▶ **Exercise directions**: Return every line from the listing below that contains the string "Выполнить".
— Start Excerpted data —
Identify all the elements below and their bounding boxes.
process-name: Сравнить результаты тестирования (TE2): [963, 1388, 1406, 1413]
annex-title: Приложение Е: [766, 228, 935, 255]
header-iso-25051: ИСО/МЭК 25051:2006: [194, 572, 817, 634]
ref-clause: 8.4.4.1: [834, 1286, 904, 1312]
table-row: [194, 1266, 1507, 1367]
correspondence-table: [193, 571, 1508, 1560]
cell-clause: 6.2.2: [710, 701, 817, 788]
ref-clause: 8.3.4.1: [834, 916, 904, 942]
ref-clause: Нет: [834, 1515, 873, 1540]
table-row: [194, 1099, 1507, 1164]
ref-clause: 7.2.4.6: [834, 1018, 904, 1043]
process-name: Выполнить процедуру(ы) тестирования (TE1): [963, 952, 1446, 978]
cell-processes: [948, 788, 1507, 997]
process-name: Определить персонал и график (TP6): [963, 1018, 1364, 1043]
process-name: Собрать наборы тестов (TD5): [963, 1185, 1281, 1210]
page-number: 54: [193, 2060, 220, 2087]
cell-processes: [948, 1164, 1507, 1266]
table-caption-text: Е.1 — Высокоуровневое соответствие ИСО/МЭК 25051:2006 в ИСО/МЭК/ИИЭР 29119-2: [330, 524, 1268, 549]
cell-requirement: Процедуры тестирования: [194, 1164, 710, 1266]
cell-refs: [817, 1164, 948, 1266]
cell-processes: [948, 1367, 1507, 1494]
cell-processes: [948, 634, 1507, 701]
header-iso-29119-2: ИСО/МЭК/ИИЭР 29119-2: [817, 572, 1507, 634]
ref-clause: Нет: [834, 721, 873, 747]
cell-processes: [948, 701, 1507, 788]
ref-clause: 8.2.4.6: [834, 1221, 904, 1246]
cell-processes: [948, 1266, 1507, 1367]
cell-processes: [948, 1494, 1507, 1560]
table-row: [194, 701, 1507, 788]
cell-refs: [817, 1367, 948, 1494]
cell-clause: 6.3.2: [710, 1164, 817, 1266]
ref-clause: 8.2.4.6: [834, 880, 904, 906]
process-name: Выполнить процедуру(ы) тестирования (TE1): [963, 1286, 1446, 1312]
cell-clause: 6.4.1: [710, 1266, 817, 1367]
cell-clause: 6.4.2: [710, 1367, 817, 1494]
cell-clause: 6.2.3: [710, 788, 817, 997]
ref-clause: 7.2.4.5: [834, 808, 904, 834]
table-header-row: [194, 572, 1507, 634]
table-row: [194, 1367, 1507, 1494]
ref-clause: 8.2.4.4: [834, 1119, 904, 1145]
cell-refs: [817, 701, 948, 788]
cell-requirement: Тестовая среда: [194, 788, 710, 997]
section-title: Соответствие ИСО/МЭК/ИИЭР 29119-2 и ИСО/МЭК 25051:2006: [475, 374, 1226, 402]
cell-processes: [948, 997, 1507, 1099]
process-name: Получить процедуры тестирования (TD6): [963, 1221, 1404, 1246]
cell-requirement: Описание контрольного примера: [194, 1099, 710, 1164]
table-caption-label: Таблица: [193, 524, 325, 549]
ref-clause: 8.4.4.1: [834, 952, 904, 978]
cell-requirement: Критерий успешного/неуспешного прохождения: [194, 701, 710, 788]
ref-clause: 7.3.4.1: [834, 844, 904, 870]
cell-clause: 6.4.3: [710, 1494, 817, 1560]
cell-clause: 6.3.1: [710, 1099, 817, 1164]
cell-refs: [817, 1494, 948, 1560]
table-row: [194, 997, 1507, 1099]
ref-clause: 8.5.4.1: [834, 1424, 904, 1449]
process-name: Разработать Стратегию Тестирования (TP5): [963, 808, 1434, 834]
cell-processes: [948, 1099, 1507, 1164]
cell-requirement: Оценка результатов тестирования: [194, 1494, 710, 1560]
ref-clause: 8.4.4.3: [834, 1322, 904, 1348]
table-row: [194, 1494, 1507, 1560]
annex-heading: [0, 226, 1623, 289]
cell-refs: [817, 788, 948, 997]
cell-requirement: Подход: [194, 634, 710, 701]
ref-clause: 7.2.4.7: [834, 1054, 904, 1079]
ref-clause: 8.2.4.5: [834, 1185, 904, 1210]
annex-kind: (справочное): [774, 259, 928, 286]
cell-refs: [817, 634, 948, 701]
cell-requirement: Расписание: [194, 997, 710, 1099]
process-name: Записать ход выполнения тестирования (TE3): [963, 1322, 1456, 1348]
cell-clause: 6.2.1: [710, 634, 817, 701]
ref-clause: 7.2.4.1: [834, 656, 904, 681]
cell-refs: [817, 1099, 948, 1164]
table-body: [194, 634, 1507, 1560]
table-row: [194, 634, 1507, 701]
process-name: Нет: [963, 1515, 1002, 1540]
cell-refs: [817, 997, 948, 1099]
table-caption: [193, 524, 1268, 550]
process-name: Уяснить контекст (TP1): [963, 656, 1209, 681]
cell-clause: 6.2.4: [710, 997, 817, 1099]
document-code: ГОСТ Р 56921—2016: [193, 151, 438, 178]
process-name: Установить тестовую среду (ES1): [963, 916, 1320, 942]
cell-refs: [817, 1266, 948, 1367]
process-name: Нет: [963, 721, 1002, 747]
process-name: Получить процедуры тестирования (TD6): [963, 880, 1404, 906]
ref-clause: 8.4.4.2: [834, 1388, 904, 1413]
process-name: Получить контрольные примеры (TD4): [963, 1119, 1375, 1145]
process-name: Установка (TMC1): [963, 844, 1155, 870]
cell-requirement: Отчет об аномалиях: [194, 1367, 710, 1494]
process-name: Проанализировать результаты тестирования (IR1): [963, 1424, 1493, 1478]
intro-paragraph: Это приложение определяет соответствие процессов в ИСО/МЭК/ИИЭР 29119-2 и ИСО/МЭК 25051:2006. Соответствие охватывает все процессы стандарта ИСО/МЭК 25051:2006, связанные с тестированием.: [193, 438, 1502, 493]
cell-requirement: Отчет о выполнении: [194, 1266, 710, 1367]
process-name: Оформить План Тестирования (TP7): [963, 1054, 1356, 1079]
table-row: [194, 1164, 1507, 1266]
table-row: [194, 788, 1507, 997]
— End Excerpted data —
— Start Excerpted data —
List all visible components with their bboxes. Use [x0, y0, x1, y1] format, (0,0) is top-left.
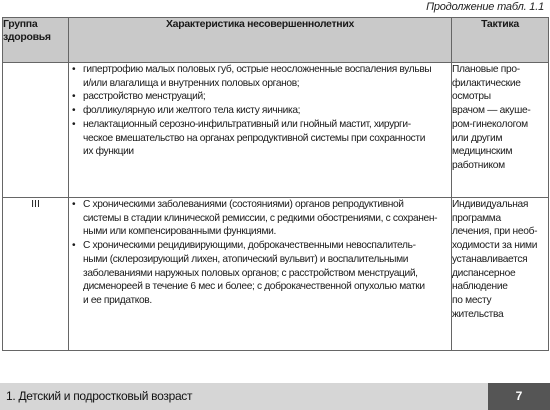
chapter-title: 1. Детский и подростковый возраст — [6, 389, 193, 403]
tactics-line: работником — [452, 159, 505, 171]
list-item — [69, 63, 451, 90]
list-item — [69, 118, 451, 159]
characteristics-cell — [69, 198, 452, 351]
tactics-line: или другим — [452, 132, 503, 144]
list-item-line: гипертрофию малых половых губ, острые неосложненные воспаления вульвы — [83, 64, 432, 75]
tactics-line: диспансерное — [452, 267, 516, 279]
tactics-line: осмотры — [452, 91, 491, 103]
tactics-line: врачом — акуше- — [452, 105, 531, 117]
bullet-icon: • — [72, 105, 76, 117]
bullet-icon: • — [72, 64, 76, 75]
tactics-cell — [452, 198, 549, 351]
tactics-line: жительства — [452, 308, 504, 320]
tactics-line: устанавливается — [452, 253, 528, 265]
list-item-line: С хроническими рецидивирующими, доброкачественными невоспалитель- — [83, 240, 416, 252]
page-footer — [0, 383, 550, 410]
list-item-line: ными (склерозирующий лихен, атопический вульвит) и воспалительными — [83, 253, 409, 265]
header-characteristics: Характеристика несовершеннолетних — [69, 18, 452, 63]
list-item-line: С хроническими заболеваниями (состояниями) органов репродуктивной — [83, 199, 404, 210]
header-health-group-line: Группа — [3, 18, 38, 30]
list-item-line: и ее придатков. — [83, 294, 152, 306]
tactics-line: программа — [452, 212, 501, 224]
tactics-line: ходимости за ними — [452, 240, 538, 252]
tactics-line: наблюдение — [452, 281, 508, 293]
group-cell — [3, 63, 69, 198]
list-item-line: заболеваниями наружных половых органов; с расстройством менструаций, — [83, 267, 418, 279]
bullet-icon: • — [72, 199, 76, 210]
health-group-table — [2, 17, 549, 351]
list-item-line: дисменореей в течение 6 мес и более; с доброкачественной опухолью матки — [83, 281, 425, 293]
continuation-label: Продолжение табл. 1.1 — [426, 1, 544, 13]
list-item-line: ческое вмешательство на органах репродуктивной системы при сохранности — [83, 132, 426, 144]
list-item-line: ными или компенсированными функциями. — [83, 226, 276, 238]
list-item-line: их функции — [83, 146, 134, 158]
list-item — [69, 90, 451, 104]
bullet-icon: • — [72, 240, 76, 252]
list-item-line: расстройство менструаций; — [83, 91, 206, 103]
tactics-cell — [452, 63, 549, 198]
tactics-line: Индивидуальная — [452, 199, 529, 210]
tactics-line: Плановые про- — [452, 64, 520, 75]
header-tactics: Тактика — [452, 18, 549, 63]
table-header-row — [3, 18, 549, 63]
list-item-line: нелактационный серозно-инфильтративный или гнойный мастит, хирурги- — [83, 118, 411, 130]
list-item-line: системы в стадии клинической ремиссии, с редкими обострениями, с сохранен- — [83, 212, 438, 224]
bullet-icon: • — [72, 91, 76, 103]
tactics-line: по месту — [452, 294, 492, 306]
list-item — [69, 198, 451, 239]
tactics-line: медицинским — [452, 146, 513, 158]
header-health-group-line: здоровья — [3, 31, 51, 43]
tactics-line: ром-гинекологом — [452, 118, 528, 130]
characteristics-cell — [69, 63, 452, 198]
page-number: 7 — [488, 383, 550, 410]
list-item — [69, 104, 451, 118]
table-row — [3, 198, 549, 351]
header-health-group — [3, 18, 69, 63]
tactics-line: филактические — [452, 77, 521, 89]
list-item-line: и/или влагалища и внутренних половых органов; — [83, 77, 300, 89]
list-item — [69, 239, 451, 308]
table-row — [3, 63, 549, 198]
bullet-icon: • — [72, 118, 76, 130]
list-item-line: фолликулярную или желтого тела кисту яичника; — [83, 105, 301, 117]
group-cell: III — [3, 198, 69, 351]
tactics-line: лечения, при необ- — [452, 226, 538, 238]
— End Excerpted data —
— Start Excerpted data —
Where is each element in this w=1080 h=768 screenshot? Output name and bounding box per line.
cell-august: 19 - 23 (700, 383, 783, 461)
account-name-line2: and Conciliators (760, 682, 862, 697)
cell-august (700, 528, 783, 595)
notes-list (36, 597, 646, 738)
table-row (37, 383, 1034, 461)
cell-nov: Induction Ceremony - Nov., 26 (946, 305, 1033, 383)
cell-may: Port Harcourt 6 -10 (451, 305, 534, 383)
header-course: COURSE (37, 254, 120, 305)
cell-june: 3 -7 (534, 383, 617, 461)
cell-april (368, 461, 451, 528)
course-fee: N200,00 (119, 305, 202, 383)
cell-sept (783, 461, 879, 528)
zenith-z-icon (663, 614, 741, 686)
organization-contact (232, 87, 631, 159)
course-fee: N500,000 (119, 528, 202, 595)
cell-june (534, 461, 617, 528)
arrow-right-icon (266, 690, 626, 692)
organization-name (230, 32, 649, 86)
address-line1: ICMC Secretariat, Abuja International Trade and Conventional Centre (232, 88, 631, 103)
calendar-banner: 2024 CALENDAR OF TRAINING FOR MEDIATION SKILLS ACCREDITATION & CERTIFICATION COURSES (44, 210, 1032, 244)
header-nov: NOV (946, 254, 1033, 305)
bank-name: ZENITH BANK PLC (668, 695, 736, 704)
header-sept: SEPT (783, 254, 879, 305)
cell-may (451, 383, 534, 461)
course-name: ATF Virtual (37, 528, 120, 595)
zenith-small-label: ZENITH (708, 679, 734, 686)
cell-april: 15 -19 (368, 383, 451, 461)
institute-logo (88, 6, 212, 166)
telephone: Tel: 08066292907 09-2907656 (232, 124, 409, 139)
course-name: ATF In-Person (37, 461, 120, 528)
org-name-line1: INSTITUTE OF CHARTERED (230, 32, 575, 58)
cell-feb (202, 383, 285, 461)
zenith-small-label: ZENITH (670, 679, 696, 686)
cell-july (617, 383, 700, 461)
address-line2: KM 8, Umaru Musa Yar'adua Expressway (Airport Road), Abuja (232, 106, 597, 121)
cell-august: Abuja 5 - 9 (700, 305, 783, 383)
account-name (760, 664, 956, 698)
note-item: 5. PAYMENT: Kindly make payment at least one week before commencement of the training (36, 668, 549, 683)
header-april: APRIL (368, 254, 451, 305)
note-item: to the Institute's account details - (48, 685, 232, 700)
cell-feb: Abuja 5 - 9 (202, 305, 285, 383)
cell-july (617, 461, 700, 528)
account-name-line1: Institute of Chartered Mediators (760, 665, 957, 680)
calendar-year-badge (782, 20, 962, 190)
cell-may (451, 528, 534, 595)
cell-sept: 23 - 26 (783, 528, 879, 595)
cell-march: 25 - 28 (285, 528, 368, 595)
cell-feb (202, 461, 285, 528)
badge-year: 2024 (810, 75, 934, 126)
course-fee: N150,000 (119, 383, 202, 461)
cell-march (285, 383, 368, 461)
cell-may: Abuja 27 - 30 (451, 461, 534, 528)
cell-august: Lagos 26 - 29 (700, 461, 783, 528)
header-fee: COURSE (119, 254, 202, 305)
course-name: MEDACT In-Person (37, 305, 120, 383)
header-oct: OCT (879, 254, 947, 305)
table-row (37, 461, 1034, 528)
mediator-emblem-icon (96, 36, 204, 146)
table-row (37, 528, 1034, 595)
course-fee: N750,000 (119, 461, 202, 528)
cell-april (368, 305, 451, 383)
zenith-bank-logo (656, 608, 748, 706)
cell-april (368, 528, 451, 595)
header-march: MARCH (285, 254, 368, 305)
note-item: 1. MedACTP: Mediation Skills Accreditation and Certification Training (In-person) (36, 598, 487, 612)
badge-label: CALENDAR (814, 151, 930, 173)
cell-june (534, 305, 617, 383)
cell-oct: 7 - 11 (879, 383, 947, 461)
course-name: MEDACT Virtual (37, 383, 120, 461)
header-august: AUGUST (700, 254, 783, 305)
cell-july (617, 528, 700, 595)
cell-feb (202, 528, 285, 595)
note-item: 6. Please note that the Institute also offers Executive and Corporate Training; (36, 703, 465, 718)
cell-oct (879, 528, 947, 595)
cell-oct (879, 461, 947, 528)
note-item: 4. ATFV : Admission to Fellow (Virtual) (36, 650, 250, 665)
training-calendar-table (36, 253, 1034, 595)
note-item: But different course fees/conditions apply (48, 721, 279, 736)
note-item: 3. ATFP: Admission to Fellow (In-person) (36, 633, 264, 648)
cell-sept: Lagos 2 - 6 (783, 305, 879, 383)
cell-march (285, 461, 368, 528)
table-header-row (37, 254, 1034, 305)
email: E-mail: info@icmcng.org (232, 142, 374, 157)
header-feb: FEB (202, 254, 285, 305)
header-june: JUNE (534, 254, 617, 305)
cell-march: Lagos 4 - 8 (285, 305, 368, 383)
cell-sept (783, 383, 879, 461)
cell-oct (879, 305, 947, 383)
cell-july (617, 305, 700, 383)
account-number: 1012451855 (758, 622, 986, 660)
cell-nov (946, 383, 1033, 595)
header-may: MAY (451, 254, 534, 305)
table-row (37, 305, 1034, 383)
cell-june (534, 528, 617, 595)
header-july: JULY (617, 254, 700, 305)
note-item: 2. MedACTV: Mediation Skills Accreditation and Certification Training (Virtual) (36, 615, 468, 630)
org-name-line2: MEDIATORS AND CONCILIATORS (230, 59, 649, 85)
— End Excerpted data —
▶ **Completed exercise**:
process-name: Выполнить процедуру(ы) тестирования (TE1): [963, 952, 1446, 978]
process-name: Выполнить процедуру(ы) тестирования (TE1): [963, 1286, 1446, 1312]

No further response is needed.